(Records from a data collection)
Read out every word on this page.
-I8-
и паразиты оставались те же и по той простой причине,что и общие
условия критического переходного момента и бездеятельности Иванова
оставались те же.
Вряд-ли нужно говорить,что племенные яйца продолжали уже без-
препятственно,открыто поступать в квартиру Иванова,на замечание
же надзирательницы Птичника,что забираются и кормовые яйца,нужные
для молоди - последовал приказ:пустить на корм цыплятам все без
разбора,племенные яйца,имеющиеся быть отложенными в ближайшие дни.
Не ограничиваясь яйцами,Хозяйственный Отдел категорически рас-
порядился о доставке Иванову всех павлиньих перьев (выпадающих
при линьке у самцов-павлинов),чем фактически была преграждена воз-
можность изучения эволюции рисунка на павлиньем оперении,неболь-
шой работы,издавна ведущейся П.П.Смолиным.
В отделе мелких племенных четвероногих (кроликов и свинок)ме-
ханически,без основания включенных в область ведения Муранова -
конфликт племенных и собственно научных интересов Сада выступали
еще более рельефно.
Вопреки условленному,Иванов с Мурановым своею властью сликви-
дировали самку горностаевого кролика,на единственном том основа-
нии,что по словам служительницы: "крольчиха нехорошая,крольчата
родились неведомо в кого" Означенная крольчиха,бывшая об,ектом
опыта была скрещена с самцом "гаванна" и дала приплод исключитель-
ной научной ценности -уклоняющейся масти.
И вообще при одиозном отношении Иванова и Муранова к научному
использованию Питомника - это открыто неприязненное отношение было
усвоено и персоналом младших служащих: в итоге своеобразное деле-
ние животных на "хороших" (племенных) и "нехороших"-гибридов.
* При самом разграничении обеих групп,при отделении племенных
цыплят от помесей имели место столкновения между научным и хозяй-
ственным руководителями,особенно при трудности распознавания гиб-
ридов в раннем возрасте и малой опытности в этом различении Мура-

• AIM OF THE EXERCISE: All lines that include "была" are to be gathered and copied.

• RESULT OF THE EXERCISE:
при линьке у самцов-павлинов),чем фактически была преграждена воз-
опыта была скрещена с самцом "гаванна" и дала приплод исключитель-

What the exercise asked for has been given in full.